==== Supplied material ====
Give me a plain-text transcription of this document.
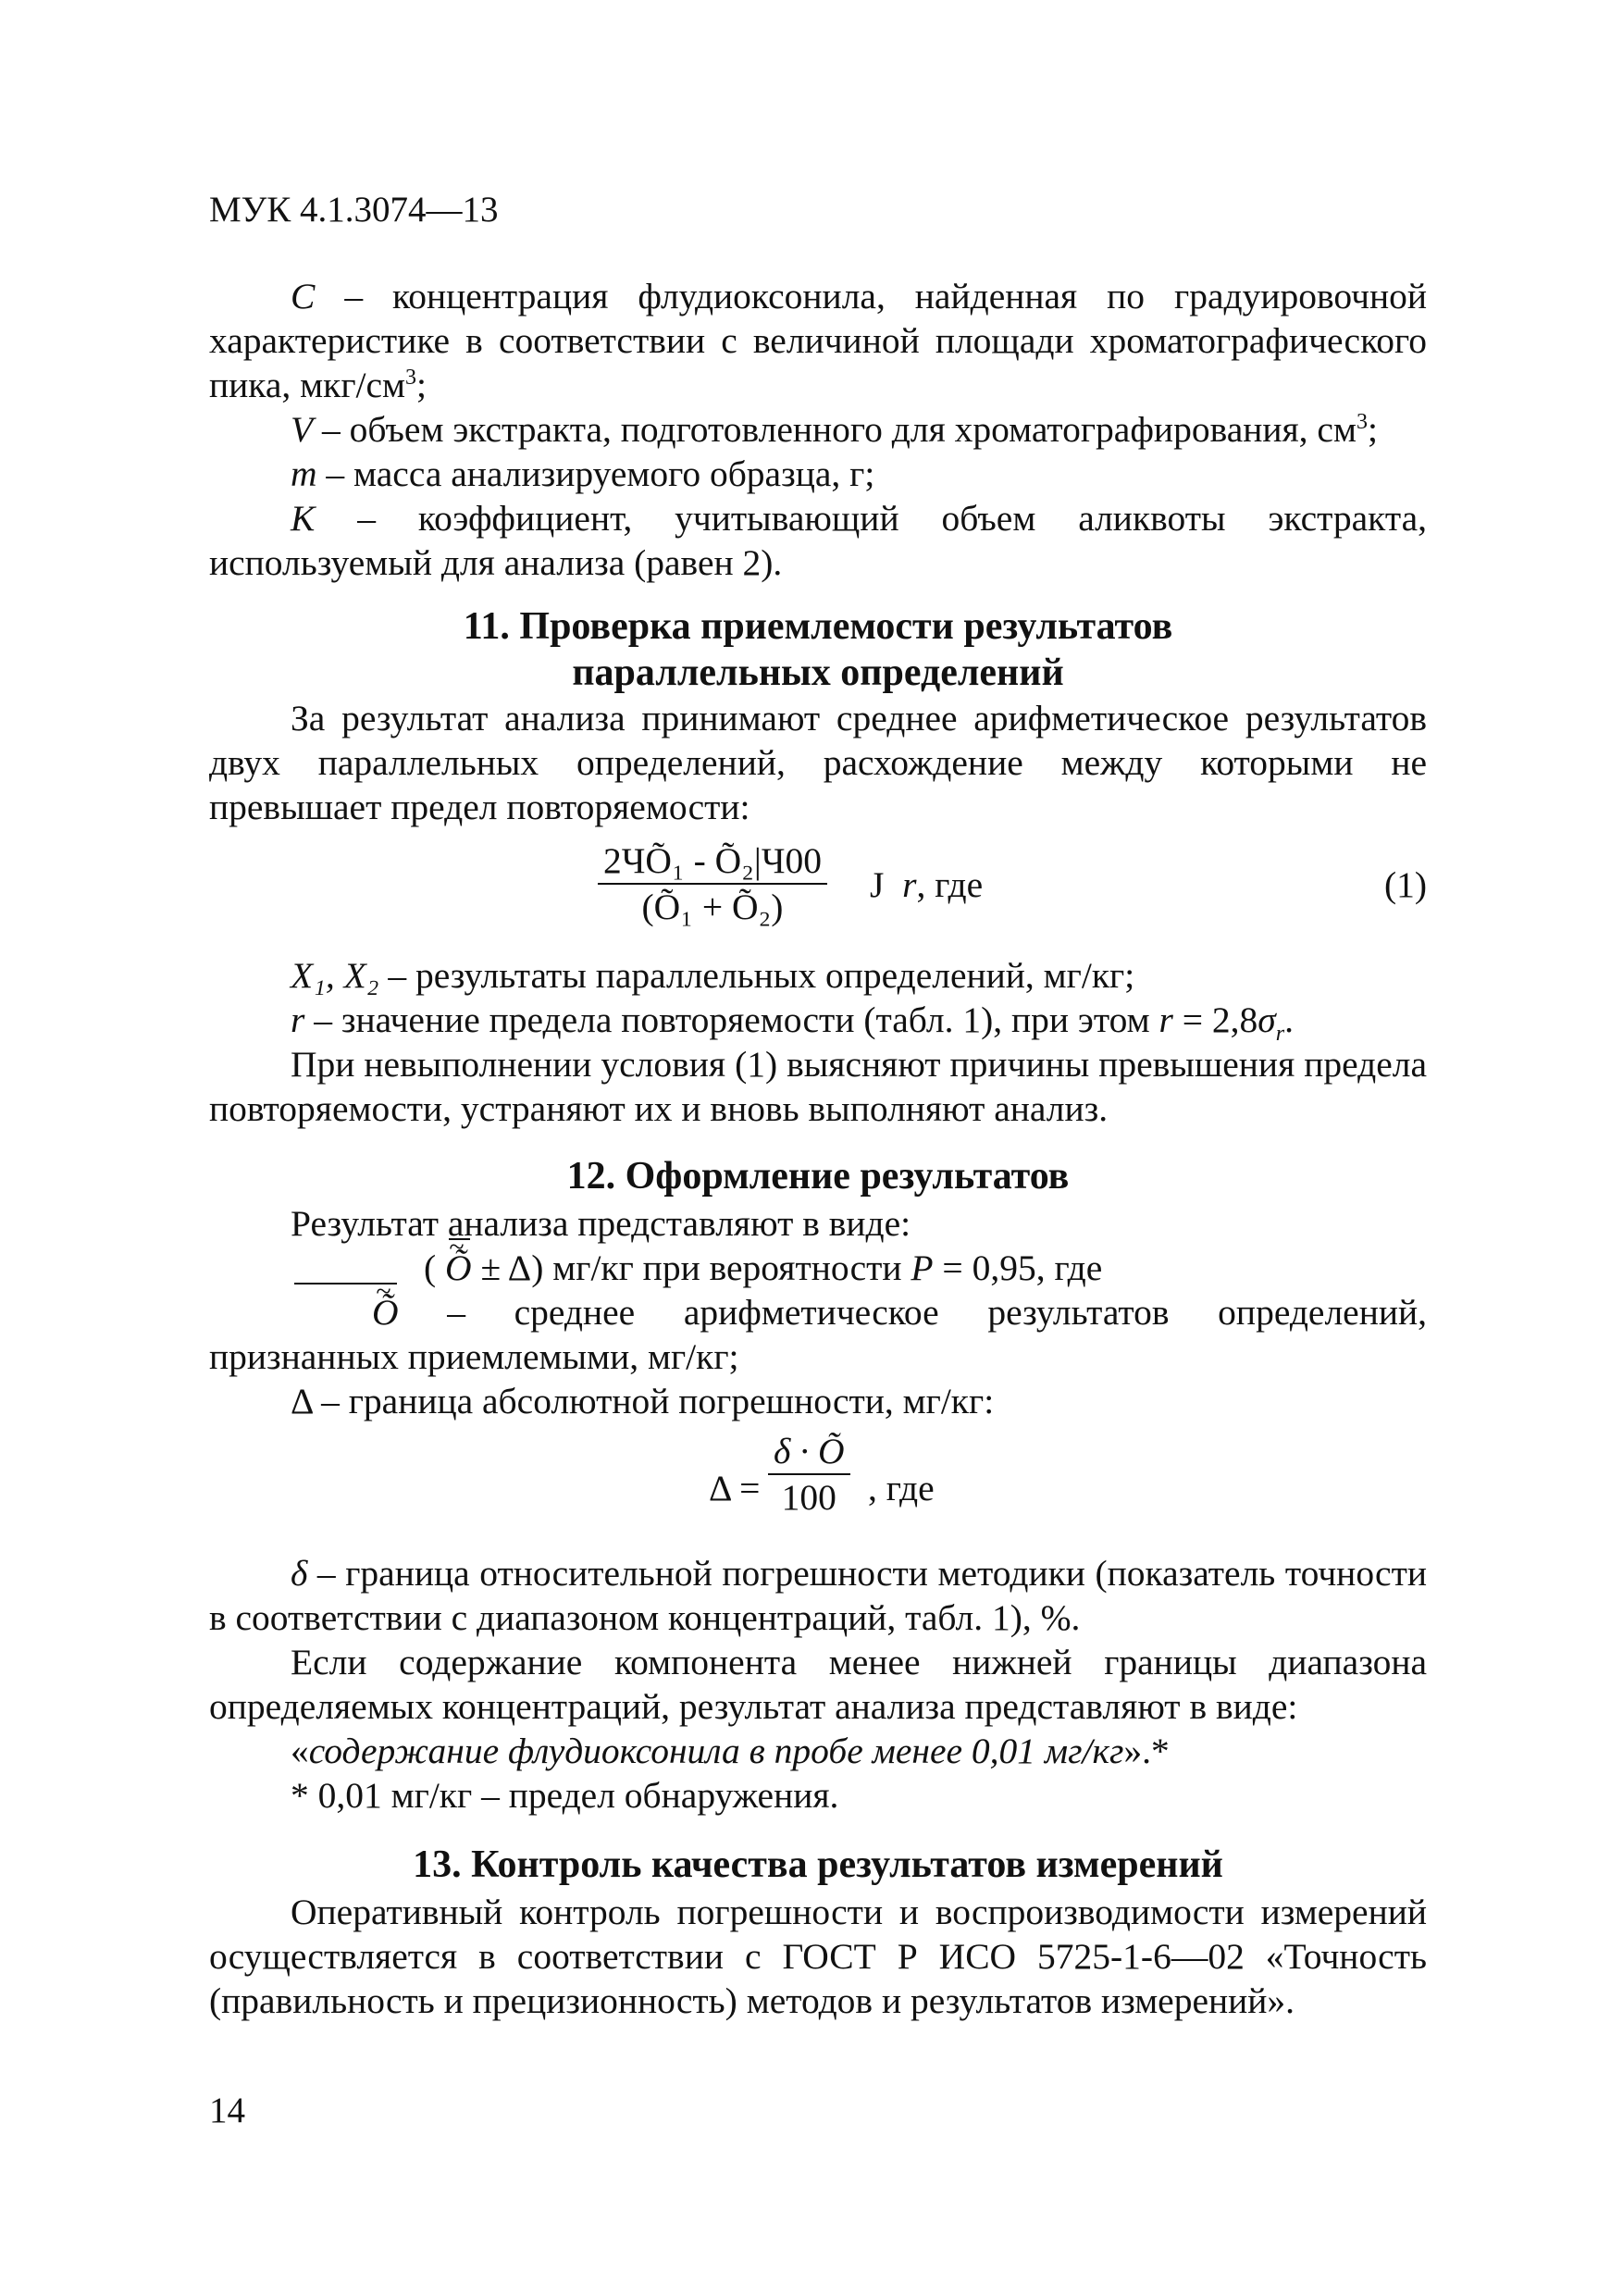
МУК 4.1.3074—13

C – концентрация флудиоксонила, найденная по градуировочной характеристике в соответствии с величиной площади хроматографического пика, мкг/$см^3$;

V – объем экстракта, подготовленного для хроматографирования, $см^3$;

m – масса анализируемого образца, г;

K – коэффициент, учитывающий объем аликвоты экстракта, используемый для анализа (равен 2).

11. Проверка приемлемости результатов
параллельных определений

За результат анализа принимают среднее арифметическое результатов двух параллельных определений, расхождение между которыми не превышает предел повторяемости:

2ЧÕ₁ - Õ₂|Ч00
(Õ₁ + Õ₂)
J r, где	(1)

X₁, X₂ – результаты параллельных определений, мг/кг;

r – значение предела повторяемости (табл. 1), при этом $r = 2,8\sigma_r$.

При невыполнении условия (1) выясняют причины превышения предела повторяемости, устраняют их и вновь выполняют анализ.

12. Оформление результатов

Результат анализа представляют в виде:

( ~ Õ ± Δ) мг/кг при вероятности P = 0,95, где

~ Õ – среднее арифметическое результатов определений, признанных приемлемыми, мг/кг;

Δ – граница абсолютной погрешности, мг/кг:

$\Delta = \frac{\delta \cdot Õ}{100}$ , где

δ – граница относительной погрешности методики (показатель точности в соответствии с диапазоном концентраций, табл. 1), %.

Если содержание компонента менее нижней границы диапазона определяемых концентраций, результат анализа представляют в виде:

«содержание флудиоксонила в пробе менее 0,01 мг/кг».*

* 0,01 мг/кг – предел обнаружения.

13. Контроль качества результатов измерений

Оперативный контроль погрешности и воспроизводимости измерений осуществляется в соответствии с ГОСТ Р ИСО 5725-1-6—02 «Точность (правильность и прецизионность) методов и результатов измерений».

14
====
**What is asked**
State, as a bare number, how many lines of the listing hold the word "определений".

**Reply to the task**
4